◆ **Do this**
Return all of the entries exactly as written.

◆ **Entries shown**
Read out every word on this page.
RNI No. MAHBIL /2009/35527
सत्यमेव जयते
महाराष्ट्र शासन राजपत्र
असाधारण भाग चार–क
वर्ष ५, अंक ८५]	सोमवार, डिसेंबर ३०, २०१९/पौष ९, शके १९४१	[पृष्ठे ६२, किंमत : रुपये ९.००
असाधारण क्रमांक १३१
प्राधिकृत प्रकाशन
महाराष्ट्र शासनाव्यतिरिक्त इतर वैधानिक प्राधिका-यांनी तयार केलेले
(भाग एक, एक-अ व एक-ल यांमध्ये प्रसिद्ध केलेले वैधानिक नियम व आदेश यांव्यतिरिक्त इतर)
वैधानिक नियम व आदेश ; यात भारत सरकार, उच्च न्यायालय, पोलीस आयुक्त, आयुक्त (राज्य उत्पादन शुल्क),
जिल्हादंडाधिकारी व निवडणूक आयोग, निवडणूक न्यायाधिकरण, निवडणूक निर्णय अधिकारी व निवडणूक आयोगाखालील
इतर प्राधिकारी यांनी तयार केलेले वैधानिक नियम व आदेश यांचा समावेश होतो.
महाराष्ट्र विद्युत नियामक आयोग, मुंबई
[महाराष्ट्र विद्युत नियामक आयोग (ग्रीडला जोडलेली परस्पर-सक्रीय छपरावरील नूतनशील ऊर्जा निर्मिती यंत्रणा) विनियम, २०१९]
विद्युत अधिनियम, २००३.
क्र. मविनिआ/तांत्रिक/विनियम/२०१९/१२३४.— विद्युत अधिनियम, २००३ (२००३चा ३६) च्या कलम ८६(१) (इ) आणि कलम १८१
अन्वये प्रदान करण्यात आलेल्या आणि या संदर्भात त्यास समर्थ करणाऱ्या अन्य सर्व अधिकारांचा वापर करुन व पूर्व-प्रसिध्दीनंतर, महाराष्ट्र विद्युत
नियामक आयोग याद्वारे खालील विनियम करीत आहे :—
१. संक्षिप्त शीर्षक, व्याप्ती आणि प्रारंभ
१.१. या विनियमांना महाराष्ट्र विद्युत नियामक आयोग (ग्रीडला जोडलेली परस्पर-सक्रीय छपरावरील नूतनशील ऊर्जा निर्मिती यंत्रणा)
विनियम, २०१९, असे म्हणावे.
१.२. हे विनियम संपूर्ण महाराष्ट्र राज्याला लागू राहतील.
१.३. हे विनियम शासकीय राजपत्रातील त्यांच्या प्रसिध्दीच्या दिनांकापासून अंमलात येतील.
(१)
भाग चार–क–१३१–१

◆ **The response**
Read out every word on this page.
RNI No. MAHBIL /2009/35527
सत्यमेव जयते
महाराष्ट्र शासन राजपत्र
असाधारण भाग चार–क
वर्ष ५, अंक ८५]	सोमवार, डिसेंबर ३०, २०१९/पौष ९, शके १९४१	[पृष्ठे ६२, किंमत : रुपये ९.००
असाधारण क्रमांक १३१
प्राधिकृत प्रकाशन
महाराष्ट्र शासनाव्यतिरिक्त इतर वैधानिक प्राधिका-यांनी तयार केलेले
(भाग एक, एक-अ व एक-ल यांमध्ये प्रसिद्ध केलेले वैधानिक नियम व आदेश यांव्यतिरिक्त इतर)
वैधानिक नियम व आदेश ; यात भारत सरकार, उच्च न्यायालय, पोलीस आयुक्त, आयुक्त (राज्य उत्पादन शुल्क),
जिल्हादंडाधिकारी व निवडणूक आयोग, निवडणूक न्यायाधिकरण, निवडणूक निर्णय अधिकारी व निवडणूक आयोगाखालील
इतर प्राधिकारी यांनी तयार केलेले वैधानिक नियम व आदेश यांचा समावेश होतो.
महाराष्ट्र विद्युत नियामक आयोग, मुंबई
[महाराष्ट्र विद्युत नियामक आयोग (ग्रीडला जोडलेली परस्पर-सक्रीय छपरावरील नूतनशील ऊर्जा निर्मिती यंत्रणा) विनियम, २०१९]
विद्युत अधिनियम, २००३.
क्र. मविनिआ/तांत्रिक/विनियम/२०१९/१२३४.— विद्युत अधिनियम, २००३ (२००३चा ३६) च्या कलम ८६(१) (इ) आणि कलम १८१
अन्वये प्रदान करण्यात आलेल्या आणि या संदर्भात त्यास समर्थ करणाऱ्या अन्य सर्व अधिकारांचा वापर करुन व पूर्व-प्रसिध्दीनंतर, महाराष्ट्र विद्युत
नियामक आयोग याद्वारे खालील विनियम करीत आहे :—
१. संक्षिप्त शीर्षक, व्याप्ती आणि प्रारंभ
१.१. या विनियमांना महाराष्ट्र विद्युत नियामक आयोग (ग्रीडला जोडलेली परस्पर-सक्रीय छपरावरील नूतनशील ऊर्जा निर्मिती यंत्रणा)
विनियम, २०१९, असे म्हणावे.
१.२. हे विनियम संपूर्ण महाराष्ट्र राज्याला लागू राहतील.
१.३. हे विनियम शासकीय राजपत्रातील त्यांच्या प्रसिध्दीच्या दिनांकापासून अंमलात येतील.
(१)
भाग चार–क–१३१–१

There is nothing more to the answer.